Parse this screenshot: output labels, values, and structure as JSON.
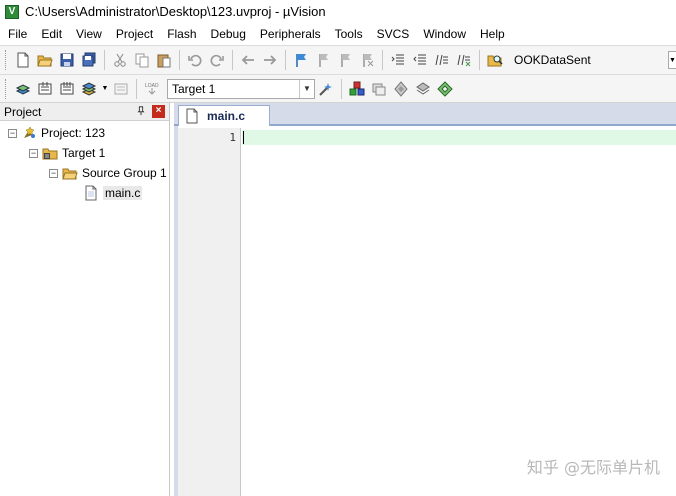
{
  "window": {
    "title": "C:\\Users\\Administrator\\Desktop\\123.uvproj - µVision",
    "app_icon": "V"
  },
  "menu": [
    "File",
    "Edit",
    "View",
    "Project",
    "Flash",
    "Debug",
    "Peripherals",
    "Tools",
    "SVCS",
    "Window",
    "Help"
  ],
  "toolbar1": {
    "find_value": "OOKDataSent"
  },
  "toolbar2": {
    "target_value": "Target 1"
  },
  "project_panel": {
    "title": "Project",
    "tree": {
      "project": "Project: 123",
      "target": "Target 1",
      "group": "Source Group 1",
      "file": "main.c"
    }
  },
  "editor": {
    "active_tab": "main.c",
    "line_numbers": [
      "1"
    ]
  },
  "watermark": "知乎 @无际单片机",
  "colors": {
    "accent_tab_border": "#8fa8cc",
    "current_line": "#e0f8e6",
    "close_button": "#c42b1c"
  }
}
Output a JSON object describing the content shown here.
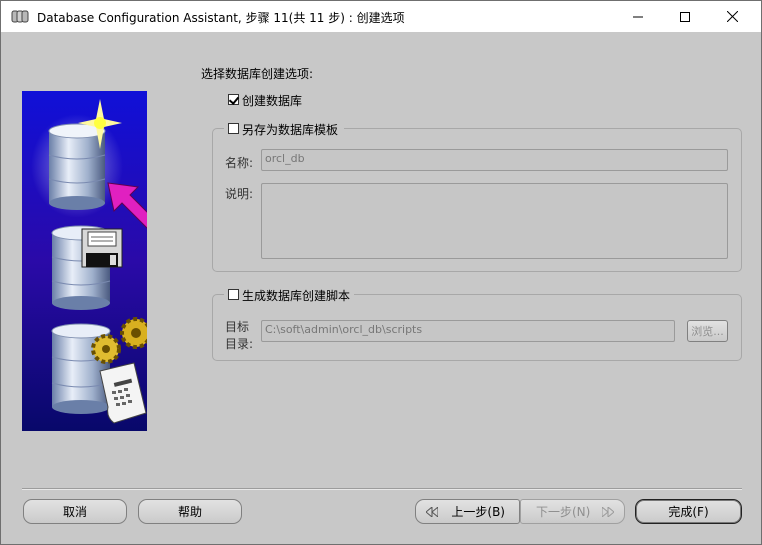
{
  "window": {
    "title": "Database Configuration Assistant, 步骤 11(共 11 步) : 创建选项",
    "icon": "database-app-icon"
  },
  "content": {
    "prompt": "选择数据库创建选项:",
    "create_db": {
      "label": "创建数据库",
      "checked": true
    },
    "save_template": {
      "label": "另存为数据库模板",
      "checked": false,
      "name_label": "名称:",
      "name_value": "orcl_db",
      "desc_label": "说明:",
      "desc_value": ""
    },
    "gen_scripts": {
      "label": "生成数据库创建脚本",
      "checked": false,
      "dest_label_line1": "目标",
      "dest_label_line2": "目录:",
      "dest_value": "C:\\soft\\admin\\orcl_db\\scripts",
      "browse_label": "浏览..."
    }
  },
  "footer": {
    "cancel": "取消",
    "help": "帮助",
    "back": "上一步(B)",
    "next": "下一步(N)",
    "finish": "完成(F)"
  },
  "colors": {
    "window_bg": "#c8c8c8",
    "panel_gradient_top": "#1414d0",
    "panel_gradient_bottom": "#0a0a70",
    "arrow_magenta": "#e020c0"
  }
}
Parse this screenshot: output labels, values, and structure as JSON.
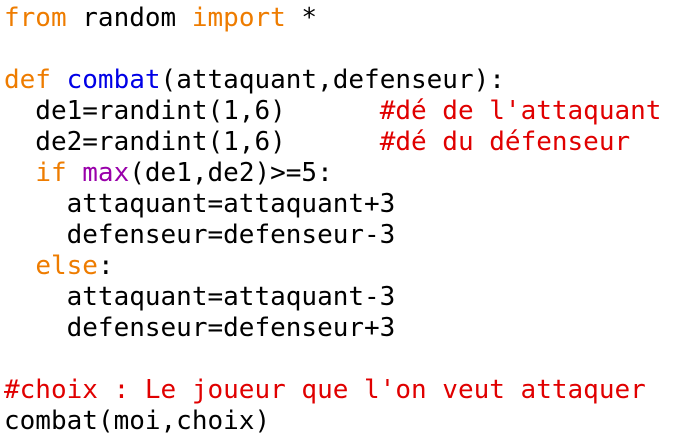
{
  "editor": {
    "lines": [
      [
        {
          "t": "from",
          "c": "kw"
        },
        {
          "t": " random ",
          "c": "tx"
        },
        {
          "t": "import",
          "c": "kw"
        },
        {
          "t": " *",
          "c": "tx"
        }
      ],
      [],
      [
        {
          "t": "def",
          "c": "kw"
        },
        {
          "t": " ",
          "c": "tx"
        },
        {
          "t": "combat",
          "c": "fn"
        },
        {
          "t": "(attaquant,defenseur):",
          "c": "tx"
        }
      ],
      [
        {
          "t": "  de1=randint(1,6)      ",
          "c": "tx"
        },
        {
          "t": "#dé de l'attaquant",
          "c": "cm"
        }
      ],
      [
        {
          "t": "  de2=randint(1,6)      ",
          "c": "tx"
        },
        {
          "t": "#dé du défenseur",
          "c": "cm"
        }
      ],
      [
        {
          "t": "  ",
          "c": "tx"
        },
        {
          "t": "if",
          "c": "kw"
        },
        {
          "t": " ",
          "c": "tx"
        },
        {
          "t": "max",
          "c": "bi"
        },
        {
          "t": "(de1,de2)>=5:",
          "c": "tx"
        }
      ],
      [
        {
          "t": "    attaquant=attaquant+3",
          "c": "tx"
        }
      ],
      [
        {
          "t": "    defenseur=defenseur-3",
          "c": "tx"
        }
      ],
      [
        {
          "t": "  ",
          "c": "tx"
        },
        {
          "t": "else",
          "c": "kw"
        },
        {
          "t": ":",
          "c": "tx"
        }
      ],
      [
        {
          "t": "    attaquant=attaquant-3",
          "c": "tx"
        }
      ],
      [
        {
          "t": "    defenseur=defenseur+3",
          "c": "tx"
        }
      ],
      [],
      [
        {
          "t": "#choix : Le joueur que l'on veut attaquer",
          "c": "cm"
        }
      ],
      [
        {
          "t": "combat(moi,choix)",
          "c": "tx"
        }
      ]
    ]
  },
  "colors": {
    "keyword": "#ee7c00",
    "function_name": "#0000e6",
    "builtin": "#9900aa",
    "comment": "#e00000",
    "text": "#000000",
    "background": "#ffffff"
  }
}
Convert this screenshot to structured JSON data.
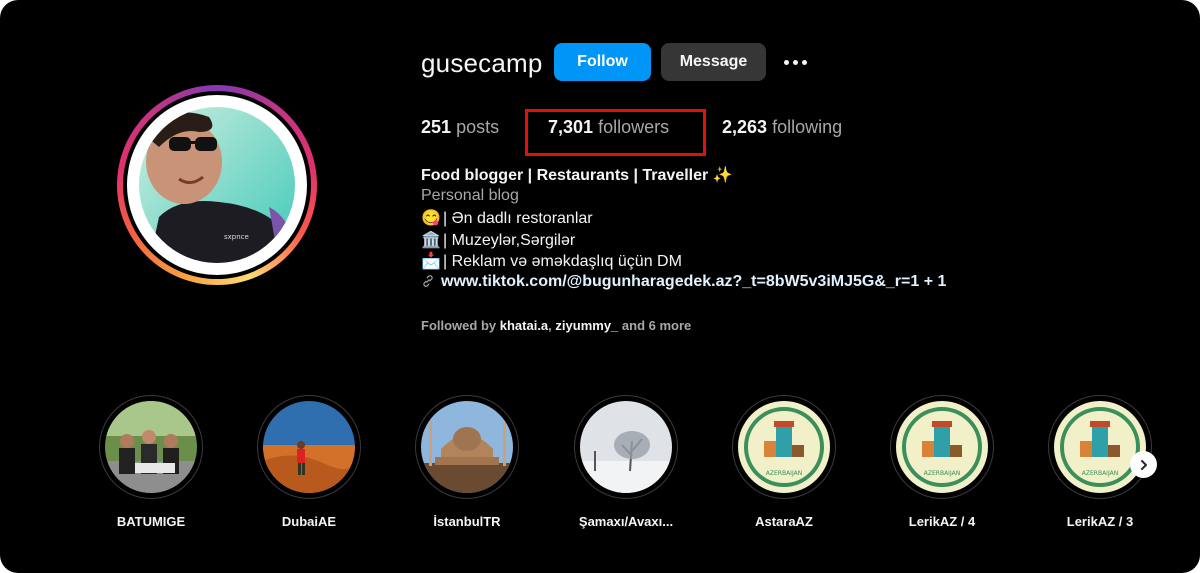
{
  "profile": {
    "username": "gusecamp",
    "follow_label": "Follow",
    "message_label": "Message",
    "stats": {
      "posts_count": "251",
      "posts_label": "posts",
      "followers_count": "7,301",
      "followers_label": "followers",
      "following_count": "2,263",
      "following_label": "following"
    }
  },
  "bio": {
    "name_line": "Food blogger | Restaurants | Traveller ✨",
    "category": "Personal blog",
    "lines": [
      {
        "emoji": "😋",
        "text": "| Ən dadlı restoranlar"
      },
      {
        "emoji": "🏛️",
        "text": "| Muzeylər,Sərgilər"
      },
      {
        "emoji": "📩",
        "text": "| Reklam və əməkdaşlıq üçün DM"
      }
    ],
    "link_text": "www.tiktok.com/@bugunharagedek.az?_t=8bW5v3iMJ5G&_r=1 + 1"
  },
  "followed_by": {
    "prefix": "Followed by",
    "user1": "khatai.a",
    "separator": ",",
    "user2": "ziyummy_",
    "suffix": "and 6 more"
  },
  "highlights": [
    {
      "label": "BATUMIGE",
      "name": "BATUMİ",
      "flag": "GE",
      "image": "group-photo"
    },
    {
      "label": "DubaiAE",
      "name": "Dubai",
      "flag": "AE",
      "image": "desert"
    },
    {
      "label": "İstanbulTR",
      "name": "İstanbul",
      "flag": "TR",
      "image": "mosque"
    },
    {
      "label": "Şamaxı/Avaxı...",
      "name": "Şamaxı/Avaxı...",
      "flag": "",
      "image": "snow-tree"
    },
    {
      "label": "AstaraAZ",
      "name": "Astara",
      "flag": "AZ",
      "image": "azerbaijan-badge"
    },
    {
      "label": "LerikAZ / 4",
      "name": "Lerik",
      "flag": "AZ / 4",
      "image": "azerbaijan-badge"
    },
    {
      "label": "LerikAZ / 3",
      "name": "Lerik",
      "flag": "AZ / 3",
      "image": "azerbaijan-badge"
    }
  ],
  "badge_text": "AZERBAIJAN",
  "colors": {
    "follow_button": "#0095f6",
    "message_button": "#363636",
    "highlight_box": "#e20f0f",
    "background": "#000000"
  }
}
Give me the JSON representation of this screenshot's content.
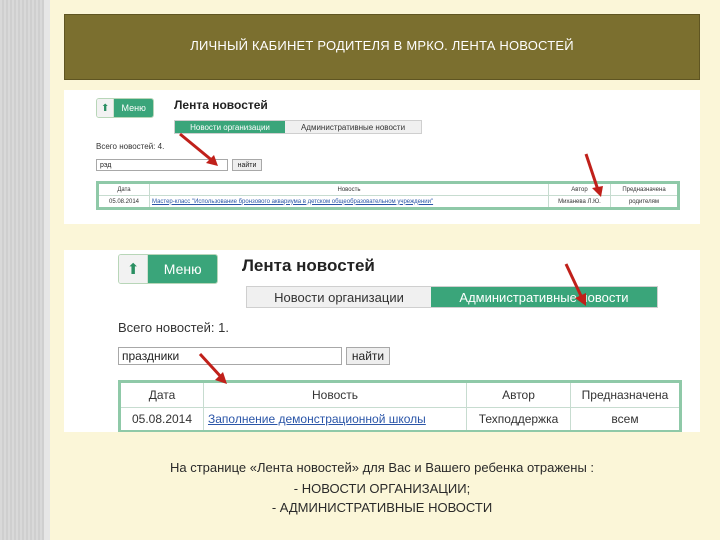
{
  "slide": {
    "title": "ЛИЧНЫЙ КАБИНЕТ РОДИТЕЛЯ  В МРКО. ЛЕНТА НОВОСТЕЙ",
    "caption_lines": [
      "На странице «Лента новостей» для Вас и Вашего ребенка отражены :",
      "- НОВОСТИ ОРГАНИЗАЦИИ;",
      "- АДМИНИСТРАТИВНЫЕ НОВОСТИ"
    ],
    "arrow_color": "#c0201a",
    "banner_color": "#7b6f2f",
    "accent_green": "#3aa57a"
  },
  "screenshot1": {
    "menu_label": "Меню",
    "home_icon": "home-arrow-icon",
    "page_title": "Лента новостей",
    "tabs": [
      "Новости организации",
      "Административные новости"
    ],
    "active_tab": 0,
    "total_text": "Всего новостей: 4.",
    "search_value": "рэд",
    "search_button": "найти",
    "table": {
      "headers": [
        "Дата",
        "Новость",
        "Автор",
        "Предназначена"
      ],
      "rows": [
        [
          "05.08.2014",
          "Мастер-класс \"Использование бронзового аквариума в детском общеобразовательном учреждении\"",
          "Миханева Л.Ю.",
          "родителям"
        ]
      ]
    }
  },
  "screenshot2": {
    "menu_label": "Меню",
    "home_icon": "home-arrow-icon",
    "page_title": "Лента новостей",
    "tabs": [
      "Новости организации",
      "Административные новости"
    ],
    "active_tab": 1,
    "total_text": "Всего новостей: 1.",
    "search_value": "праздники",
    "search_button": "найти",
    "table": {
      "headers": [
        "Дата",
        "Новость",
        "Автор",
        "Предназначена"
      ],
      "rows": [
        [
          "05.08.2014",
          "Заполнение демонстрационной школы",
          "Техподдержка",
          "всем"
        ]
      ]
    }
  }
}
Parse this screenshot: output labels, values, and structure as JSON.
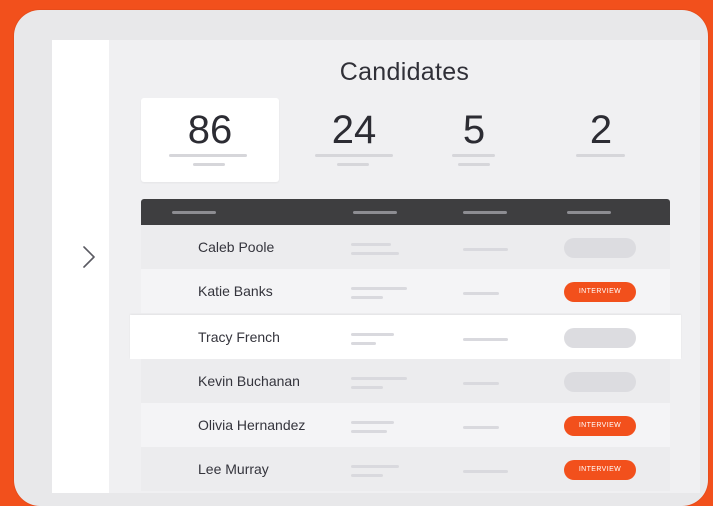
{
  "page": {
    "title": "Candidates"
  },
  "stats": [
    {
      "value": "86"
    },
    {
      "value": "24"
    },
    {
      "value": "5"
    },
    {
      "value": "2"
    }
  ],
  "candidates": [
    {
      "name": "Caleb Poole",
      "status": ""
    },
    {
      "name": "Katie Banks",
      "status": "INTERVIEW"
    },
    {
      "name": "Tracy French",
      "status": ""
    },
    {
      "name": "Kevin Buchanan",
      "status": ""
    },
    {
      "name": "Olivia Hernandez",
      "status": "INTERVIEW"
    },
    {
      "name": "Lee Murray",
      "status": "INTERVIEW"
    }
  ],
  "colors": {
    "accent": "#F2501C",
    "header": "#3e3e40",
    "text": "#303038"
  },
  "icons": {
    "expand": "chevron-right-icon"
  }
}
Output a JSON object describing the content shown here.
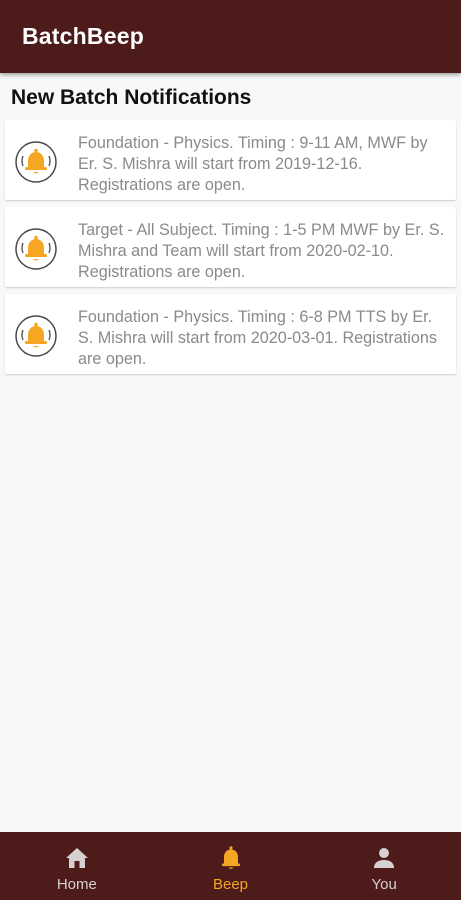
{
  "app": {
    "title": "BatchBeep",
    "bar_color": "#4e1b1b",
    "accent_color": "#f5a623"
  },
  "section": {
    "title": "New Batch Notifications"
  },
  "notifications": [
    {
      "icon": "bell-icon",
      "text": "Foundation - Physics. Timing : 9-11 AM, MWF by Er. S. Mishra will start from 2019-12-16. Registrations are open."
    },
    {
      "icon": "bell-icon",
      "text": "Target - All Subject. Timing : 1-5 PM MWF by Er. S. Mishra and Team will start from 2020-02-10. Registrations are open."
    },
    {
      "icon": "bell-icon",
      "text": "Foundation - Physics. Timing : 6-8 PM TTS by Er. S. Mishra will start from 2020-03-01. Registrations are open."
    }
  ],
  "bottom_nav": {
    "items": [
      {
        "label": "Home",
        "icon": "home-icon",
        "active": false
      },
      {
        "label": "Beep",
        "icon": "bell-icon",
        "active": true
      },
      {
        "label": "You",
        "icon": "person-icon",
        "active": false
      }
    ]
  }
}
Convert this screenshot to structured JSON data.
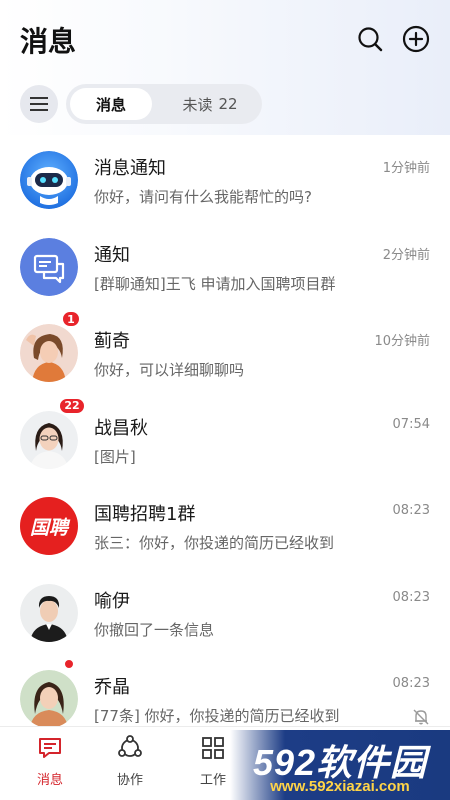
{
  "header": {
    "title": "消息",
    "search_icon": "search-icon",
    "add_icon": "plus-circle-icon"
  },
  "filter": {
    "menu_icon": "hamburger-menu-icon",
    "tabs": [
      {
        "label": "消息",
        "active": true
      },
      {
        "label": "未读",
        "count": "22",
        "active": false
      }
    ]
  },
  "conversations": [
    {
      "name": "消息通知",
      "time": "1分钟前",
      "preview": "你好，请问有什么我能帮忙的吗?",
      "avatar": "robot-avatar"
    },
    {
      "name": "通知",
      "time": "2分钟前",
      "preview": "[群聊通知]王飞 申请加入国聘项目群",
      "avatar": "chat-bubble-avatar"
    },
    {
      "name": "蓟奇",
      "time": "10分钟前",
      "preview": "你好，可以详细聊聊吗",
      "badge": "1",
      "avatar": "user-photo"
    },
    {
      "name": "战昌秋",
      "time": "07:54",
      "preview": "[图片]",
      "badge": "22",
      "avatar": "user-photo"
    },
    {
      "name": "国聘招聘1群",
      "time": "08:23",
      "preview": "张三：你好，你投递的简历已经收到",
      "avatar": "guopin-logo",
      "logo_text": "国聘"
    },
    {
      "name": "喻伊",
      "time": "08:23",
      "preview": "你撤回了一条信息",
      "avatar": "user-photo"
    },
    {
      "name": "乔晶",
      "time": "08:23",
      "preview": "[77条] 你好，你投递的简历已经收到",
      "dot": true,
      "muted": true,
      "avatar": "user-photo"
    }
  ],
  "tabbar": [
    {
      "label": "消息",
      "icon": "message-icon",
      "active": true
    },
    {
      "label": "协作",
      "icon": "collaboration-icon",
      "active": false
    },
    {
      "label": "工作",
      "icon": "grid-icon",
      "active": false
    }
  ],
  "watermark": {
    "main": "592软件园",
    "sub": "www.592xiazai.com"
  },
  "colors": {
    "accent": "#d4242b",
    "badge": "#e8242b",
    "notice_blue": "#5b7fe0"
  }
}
•••
** Exercise instructions **
Copy out every line of the data that includes the word "preview".

** Response to the task **
      "preview": "你好，请问有什么我能帮忙的吗?",
      "preview": "[群聊通知]王飞 申请加入国聘项目群",
      "preview": "你好，可以详细聊聊吗",
      "preview": "[图片]",
      "preview": "张三：你好，你投递的简历已经收到",
      "preview": "你撤回了一条信息",
      "preview": "[77条] 你好，你投递的简历已经收到",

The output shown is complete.